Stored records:

------------------------------------------------------------

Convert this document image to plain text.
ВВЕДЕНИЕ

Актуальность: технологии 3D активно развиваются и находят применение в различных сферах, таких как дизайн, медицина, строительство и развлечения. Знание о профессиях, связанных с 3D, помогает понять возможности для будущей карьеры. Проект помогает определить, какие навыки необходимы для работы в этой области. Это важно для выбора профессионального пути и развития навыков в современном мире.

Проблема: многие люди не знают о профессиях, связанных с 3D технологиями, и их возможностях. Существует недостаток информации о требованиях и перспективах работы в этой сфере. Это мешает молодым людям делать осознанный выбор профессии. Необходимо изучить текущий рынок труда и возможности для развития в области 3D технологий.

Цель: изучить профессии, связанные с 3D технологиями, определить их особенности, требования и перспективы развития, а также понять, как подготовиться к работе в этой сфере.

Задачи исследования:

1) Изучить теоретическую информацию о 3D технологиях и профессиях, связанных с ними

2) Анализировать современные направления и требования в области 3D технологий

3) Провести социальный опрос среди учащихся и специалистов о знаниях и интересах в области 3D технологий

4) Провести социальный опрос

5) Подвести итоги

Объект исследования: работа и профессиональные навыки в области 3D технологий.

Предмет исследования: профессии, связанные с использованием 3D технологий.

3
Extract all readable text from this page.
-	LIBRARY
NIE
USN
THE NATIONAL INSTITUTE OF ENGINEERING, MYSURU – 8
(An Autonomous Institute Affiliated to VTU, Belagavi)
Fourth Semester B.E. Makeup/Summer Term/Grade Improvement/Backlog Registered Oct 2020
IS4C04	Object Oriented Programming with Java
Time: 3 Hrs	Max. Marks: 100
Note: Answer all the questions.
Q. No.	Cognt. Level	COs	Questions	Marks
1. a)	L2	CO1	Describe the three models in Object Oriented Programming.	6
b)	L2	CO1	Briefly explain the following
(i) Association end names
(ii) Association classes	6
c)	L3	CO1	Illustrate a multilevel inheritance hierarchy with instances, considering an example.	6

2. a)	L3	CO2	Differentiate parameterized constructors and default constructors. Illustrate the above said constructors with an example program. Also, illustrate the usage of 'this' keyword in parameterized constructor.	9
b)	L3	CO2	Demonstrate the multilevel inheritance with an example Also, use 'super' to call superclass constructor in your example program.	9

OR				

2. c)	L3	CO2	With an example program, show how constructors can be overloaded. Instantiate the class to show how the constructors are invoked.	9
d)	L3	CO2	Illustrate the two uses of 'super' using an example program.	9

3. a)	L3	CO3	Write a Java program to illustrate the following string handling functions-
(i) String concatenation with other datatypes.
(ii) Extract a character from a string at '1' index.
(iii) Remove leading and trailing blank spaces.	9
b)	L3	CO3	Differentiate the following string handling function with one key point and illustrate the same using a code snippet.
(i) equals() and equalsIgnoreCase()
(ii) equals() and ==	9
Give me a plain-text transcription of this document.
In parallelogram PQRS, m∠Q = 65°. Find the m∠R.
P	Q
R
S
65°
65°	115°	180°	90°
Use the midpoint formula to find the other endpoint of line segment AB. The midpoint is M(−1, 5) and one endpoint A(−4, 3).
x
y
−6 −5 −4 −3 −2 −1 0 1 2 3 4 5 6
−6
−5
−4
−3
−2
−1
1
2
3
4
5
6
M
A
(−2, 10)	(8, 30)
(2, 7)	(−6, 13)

------------------------------------------------------------

Copy out each line above, character for character.

Convert this document image to plain text.
ВВЕДЕНИЕ

Актуальность: технологии 3D активно развиваются и находят применение в различных сферах, таких как дизайн, медицина, строительство и развлечения. Знание о профессиях, связанных с 3D, помогает понять возможности для будущей карьеры. Проект помогает определить, какие навыки необходимы для работы в этой области. Это важно для выбора профессионального пути и развития навыков в современном мире.

Проблема: многие люди не знают о профессиях, связанных с 3D технологиями, и их возможностях. Существует недостаток информации о требованиях и перспективах работы в этой сфере. Это мешает молодым людям делать осознанный выбор профессии. Необходимо изучить текущий рынок труда и возможности для развития в области 3D технологий.

Цель: изучить профессии, связанные с 3D технологиями, определить их особенности, требования и перспективы развития, а также понять, как подготовиться к работе в этой сфере.

Задачи исследования:

1) Изучить теоретическую информацию о 3D технологиях и профессиях, связанных с ними

2) Анализировать современные направления и требования в области 3D технологий

3) Провести социальный опрос среди учащихся и специалистов о знаниях и интересах в области 3D технологий

4) Провести социальный опрос

5) Подвести итоги

Объект исследования: работа и профессиональные навыки в области 3D технологий.

Предмет исследования: профессии, связанные с использованием 3D технологий.

3
Extract all readable text from this page.
-	LIBRARY
NIE
USN
THE NATIONAL INSTITUTE OF ENGINEERING, MYSURU – 8
(An Autonomous Institute Affiliated to VTU, Belagavi)
Fourth Semester B.E. Makeup/Summer Term/Grade Improvement/Backlog Registered Oct 2020
IS4C04	Object Oriented Programming with Java
Time: 3 Hrs	Max. Marks: 100
Note: Answer all the questions.
Q. No.	Cognt. Level	COs	Questions	Marks
1. a)	L2	CO1	Describe the three models in Object Oriented Programming.	6
b)	L2	CO1	Briefly explain the following
(i) Association end names
(ii) Association classes	6
c)	L3	CO1	Illustrate a multilevel inheritance hierarchy with instances, considering an example.	6

2. a)	L3	CO2	Differentiate parameterized constructors and default constructors. Illustrate the above said constructors with an example program. Also, illustrate the usage of 'this' keyword in parameterized constructor.	9
b)	L3	CO2	Demonstrate the multilevel inheritance with an example Also, use 'super' to call superclass constructor in your example program.	9

OR				

2. c)	L3	CO2	With an example program, show how constructors can be overloaded. Instantiate the class to show how the constructors are invoked.	9
d)	L3	CO2	Illustrate the two uses of 'super' using an example program.	9

3. a)	L3	CO3	Write a Java program to illustrate the following string handling functions-
(i) String concatenation with other datatypes.
(ii) Extract a character from a string at '1' index.
(iii) Remove leading and trailing blank spaces.	9
b)	L3	CO3	Differentiate the following string handling function with one key point and illustrate the same using a code snippet.
(i) equals() and equalsIgnoreCase()
(ii) equals() and ==	9
Give me a plain-text transcription of this document.
In parallelogram PQRS, m∠Q = 65°. Find the m∠R.
P	Q
R
S
65°
65°	115°	180°	90°
Use the midpoint formula to find the other endpoint of line segment AB. The midpoint is M(−1, 5) and one endpoint A(−4, 3).
x
y
−6 −5 −4 −3 −2 −1 0 1 2 3 4 5 6
−6
−5
−4
−3
−2
−1
1
2
3
4
5
6
M
A
(−2, 10)	(8, 30)
(2, 7)	(−6, 13)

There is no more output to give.